» Quoted text:
....

Arguments: Missing values

We can pass any argument to the summary function by including a call to Arguments(). For instance, there are missing values in the flipper_length_mm variable of the penguins dataset. Therefore, the standard mean function will produce no result, because its default argument is na.rm=FALSE. We can change that by calling:

datasummary(flipper_length_mm ~ mean + mean*Arguments(na.rm=TRUE),
            data = penguins)
mean mean
flipper_length_mm 200.92

Notice that there is an empty cell (NA) under the normal mean function, but that the mean call with Arguments(na.rm=TRUE) produced a numeric result.

We can pass the same arguments to muliple functions using the parentheses:

datasummary(flipper_length_mm ~ (mean + sd) * Arguments(na.rm=TRUE),
            data = penguins)

....

» Recorded data:
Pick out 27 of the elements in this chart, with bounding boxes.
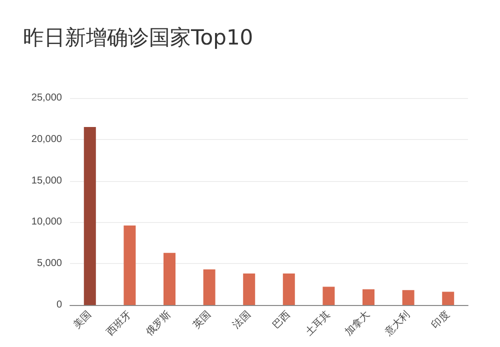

....

» Task requirements: Extend the passage about passing arguments such as na.rm=TRUE to summary functions, picking up right after its final line of code.

» Solved exercise:
mean sd
flipper_length_mm 200.92 14.06

Note that the shortcut functions that modelsummary supplies use na.rm=TRUE by default, so we can use them directly without arguments, even when there are missing values:

datasummary(flipper_length_mm ~ Mean + Var + P75 + Range,
            data = penguins)
Mean Var P75 Range
flipper_length_mm 200.92 197.73 213.00 59.00

Rounding

The fmt argument allows us to set the printing format of numeric values. For instance, setting fmt="%.4f" will keep 4 digits after the period (see ?sprintf for more options):

datasummary(flipper_length_mm ~ Mean + SD,
            fmt = "%.4f",
            data = penguins)
Mean SD
flipper_length_mm 200.9152 14.0617

We can set the formatting on a term-by-term basis by using the same Arguments function that we used to handle missing values in the previous section. The shortcut functions that ship with modelsummary (e.g., Mean, SD, Median, P25) all include a fmt argument:

datasummary(flipper_length_mm ~ Mean * Arguments(fmt = "%.4f") + SD * Arguments(fmt = "%.1f"),
            data = penguins)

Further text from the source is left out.